— Start —
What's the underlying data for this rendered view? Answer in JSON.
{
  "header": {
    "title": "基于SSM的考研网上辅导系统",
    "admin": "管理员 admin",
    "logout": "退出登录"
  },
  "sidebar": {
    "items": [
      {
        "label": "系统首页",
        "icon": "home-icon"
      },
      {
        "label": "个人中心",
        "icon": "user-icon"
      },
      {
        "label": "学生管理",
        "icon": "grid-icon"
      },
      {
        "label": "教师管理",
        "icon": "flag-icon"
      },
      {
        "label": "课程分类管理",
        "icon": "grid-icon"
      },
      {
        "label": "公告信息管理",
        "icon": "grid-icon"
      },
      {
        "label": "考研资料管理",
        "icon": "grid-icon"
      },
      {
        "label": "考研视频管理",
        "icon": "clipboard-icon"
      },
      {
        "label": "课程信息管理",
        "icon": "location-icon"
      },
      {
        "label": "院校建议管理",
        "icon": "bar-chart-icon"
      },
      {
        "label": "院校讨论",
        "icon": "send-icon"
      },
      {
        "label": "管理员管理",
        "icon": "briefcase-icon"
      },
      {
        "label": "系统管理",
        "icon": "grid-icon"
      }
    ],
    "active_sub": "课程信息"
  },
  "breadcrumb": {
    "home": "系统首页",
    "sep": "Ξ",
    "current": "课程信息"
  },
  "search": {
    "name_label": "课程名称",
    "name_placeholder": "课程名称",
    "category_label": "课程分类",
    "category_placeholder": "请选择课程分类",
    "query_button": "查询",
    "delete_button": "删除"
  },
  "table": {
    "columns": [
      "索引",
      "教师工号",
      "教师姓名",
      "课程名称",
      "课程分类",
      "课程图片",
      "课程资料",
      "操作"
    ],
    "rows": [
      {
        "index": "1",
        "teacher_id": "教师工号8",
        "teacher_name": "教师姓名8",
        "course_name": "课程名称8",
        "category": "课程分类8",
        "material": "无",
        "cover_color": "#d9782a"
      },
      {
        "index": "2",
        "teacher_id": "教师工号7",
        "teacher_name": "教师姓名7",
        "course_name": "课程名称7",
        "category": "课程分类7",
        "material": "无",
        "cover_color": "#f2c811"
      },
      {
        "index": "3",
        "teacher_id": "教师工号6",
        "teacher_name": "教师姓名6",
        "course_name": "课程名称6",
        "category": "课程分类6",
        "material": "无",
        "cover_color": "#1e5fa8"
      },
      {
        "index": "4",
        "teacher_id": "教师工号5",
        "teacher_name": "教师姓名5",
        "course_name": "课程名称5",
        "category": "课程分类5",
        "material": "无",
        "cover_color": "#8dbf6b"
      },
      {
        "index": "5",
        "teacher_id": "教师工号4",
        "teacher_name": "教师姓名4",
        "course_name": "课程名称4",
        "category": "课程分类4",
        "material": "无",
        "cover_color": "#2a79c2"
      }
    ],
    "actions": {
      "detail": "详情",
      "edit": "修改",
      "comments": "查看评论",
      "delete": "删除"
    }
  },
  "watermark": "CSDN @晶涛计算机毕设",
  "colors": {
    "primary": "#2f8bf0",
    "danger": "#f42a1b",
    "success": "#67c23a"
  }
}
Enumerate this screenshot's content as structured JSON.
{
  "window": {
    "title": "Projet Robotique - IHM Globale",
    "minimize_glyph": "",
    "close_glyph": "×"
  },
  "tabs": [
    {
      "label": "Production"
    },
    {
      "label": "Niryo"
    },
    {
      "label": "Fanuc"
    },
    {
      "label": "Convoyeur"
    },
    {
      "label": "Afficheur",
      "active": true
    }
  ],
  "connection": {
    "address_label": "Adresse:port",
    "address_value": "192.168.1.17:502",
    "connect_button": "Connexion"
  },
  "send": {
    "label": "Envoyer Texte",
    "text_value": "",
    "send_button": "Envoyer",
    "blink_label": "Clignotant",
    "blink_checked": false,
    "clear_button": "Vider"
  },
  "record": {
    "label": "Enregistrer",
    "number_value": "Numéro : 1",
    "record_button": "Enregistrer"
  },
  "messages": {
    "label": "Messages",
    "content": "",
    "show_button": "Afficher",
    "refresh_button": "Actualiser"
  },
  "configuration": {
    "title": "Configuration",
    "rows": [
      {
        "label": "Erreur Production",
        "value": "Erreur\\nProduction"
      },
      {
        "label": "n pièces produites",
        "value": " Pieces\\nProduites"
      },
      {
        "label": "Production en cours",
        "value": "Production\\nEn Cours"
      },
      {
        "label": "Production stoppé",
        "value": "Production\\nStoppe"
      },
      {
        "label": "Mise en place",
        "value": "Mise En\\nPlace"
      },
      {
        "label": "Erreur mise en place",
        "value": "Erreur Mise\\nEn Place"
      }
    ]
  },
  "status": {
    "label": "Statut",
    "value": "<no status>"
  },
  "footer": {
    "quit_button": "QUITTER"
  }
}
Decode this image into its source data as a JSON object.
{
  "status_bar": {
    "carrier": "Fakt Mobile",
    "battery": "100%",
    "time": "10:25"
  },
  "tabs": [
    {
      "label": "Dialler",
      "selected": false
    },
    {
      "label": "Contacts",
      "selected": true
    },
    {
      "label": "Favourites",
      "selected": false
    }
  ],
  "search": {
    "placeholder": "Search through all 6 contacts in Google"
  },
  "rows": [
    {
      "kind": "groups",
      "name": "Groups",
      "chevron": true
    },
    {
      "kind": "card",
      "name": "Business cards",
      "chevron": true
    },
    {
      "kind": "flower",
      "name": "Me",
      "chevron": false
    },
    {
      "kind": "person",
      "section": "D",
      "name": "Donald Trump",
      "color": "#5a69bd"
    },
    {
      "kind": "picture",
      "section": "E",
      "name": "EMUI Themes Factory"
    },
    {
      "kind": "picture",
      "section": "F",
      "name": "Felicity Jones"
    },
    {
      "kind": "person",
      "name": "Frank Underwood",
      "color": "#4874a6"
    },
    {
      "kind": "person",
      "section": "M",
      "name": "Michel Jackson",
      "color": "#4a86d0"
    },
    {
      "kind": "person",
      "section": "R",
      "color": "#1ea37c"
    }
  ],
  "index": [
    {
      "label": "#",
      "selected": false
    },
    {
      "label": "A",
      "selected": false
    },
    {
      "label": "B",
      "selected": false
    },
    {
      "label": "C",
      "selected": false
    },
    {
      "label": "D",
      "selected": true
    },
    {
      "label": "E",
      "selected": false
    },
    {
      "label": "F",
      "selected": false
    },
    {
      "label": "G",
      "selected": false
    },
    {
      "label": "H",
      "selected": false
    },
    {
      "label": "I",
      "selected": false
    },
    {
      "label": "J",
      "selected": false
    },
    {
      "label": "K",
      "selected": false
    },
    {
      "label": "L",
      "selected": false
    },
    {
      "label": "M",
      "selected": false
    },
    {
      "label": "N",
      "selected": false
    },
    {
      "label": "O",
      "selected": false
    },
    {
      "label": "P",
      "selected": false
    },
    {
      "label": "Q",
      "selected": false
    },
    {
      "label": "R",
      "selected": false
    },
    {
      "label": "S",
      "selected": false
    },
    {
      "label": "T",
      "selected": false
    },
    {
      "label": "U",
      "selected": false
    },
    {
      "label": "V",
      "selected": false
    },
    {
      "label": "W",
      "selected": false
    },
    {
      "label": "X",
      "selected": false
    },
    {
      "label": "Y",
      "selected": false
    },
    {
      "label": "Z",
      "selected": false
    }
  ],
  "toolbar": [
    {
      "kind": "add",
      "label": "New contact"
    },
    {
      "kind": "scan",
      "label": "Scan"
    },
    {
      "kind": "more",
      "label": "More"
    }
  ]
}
— End —
→ **AIM OF THE EXERCISE**: The records above should be returned exactly.

→ **ANSWER TO THIS TASK**:
What's the underlying data for this rendered view? Answer in JSON.
{
  "header": {
    "title": "基于SSM的考研网上辅导系统",
    "admin": "管理员 admin",
    "logout": "退出登录"
  },
  "sidebar": {
    "items": [
      {
        "label": "系统首页",
        "icon": "home-icon"
      },
      {
        "label": "个人中心",
        "icon": "user-icon"
      },
      {
        "label": "学生管理",
        "icon": "grid-icon"
      },
      {
        "label": "教师管理",
        "icon": "flag-icon"
      },
      {
        "label": "课程分类管理",
        "icon": "grid-icon"
      },
      {
        "label": "公告信息管理",
        "icon": "grid-icon"
      },
      {
        "label": "考研资料管理",
        "icon": "grid-icon"
      },
      {
        "label": "考研视频管理",
        "icon": "clipboard-icon"
      },
      {
        "label": "课程信息管理",
        "icon": "location-icon"
      },
      {
        "label": "院校建议管理",
        "icon": "bar-chart-icon"
      },
      {
        "label": "院校讨论",
        "icon": "send-icon"
      },
      {
        "label": "管理员管理",
        "icon": "briefcase-icon"
      },
      {
        "label": "系统管理",
        "icon": "grid-icon"
      }
    ],
    "active_sub": "课程信息"
  },
  "breadcrumb": {
    "home": "系统首页",
    "sep": "Ξ",
    "current": "课程信息"
  },
  "search": {
    "name_label": "课程名称",
    "name_placeholder": "课程名称",
    "category_label": "课程分类",
    "category_placeholder": "请选择课程分类",
    "query_button": "查询",
    "delete_button": "删除"
  },
  "table": {
    "columns": [
      "索引",
      "教师工号",
      "教师姓名",
      "课程名称",
      "课程分类",
      "课程图片",
      "课程资料",
      "操作"
    ],
    "rows": [
      {
        "index": "1",
        "teacher_id": "教师工号8",
        "teacher_name": "教师姓名8",
        "course_name": "课程名称8",
        "category": "课程分类8",
        "material": "无",
        "cover_color": "#d9782a"
      },
      {
        "index": "2",
        "teacher_id": "教师工号7",
        "teacher_name": "教师姓名7",
        "course_name": "课程名称7",
        "category": "课程分类7",
        "material": "无",
        "cover_color": "#f2c811"
      },
      {
        "index": "3",
        "teacher_id": "教师工号6",
        "teacher_name": "教师姓名6",
        "course_name": "课程名称6",
        "category": "课程分类6",
        "material": "无",
        "cover_color": "#1e5fa8"
      },
      {
        "index": "4",
        "teacher_id": "教师工号5",
        "teacher_name": "教师姓名5",
        "course_name": "课程名称5",
        "category": "课程分类5",
        "material": "无",
        "cover_color": "#8dbf6b"
      },
      {
        "index": "5",
        "teacher_id": "教师工号4",
        "teacher_name": "教师姓名4",
        "course_name": "课程名称4",
        "category": "课程分类4",
        "material": "无",
        "cover_color": "#2a79c2"
      }
    ],
    "actions": {
      "detail": "详情",
      "edit": "修改",
      "comments": "查看评论",
      "delete": "删除"
    }
  },
  "watermark": "CSDN @晶涛计算机毕设",
  "colors": {
    "primary": "#2f8bf0",
    "danger": "#f42a1b",
    "success": "#67c23a"
  }
}
Enumerate this screenshot's content as structured JSON.
{
  "window": {
    "title": "Projet Robotique - IHM Globale",
    "minimize_glyph": "",
    "close_glyph": "×"
  },
  "tabs": [
    {
      "label": "Production"
    },
    {
      "label": "Niryo"
    },
    {
      "label": "Fanuc"
    },
    {
      "label": "Convoyeur"
    },
    {
      "label": "Afficheur",
      "active": true
    }
  ],
  "connection": {
    "address_label": "Adresse:port",
    "address_value": "192.168.1.17:502",
    "connect_button": "Connexion"
  },
  "send": {
    "label": "Envoyer Texte",
    "text_value": "",
    "send_button": "Envoyer",
    "blink_label": "Clignotant",
    "blink_checked": false,
    "clear_button": "Vider"
  },
  "record": {
    "label": "Enregistrer",
    "number_value": "Numéro : 1",
    "record_button": "Enregistrer"
  },
  "messages": {
    "label": "Messages",
    "content": "",
    "show_button": "Afficher",
    "refresh_button": "Actualiser"
  },
  "configuration": {
    "title": "Configuration",
    "rows": [
      {
        "label": "Erreur Production",
        "value": "Erreur\\nProduction"
      },
      {
        "label": "n pièces produites",
        "value": " Pieces\\nProduites"
      },
      {
        "label": "Production en cours",
        "value": "Production\\nEn Cours"
      },
      {
        "label": "Production stoppé",
        "value": "Production\\nStoppe"
      },
      {
        "label": "Mise en place",
        "value": "Mise En\\nPlace"
      },
      {
        "label": "Erreur mise en place",
        "value": "Erreur Mise\\nEn Place"
      }
    ]
  },
  "status": {
    "label": "Statut",
    "value": "<no status>"
  },
  "footer": {
    "quit_button": "QUITTER"
  }
}
Decode this image into its source data as a JSON object.
{
  "status_bar": {
    "carrier": "Fakt Mobile",
    "battery": "100%",
    "time": "10:25"
  },
  "tabs": [
    {
      "label": "Dialler",
      "selected": false
    },
    {
      "label": "Contacts",
      "selected": true
    },
    {
      "label": "Favourites",
      "selected": false
    }
  ],
  "search": {
    "placeholder": "Search through all 6 contacts in Google"
  },
  "rows": [
    {
      "kind": "groups",
      "name": "Groups",
      "chevron": true
    },
    {
      "kind": "card",
      "name": "Business cards",
      "chevron": true
    },
    {
      "kind": "flower",
      "name": "Me",
      "chevron": false
    },
    {
      "kind": "person",
      "section": "D",
      "name": "Donald Trump",
      "color": "#5a69bd"
    },
    {
      "kind": "picture",
      "section": "E",
      "name": "EMUI Themes Factory"
    },
    {
      "kind": "picture",
      "section": "F",
      "name": "Felicity Jones"
    },
    {
      "kind": "person",
      "name": "Frank Underwood",
      "color": "#4874a6"
    },
    {
      "kind": "person",
      "section": "M",
      "name": "Michel Jackson",
      "color": "#4a86d0"
    },
    {
      "kind": "person",
      "section": "R",
      "color": "#1ea37c"
    }
  ],
  "index": [
    {
      "label": "#",
      "selected": false
    },
    {
      "label": "A",
      "selected": false
    },
    {
      "label": "B",
      "selected": false
    },
    {
      "label": "C",
      "selected": false
    },
    {
      "label": "D",
      "selected": true
    },
    {
      "label": "E",
      "selected": false
    },
    {
      "label": "F",
      "selected": false
    },
    {
      "label": "G",
      "selected": false
    },
    {
      "label": "H",
      "selected": false
    },
    {
      "label": "I",
      "selected": false
    },
    {
      "label": "J",
      "selected": false
    },
    {
      "label": "K",
      "selected": false
    },
    {
      "label": "L",
      "selected": false
    },
    {
      "label": "M",
      "selected": false
    },
    {
      "label": "N",
      "selected": false
    },
    {
      "label": "O",
      "selected": false
    },
    {
      "label": "P",
      "selected": false
    },
    {
      "label": "Q",
      "selected": false
    },
    {
      "label": "R",
      "selected": false
    },
    {
      "label": "S",
      "selected": false
    },
    {
      "label": "T",
      "selected": false
    },
    {
      "label": "U",
      "selected": false
    },
    {
      "label": "V",
      "selected": false
    },
    {
      "label": "W",
      "selected": false
    },
    {
      "label": "X",
      "selected": false
    },
    {
      "label": "Y",
      "selected": false
    },
    {
      "label": "Z",
      "selected": false
    }
  ],
  "toolbar": [
    {
      "kind": "add",
      "label": "New contact"
    },
    {
      "kind": "scan",
      "label": "Scan"
    },
    {
      "kind": "more",
      "label": "More"
    }
  ]
}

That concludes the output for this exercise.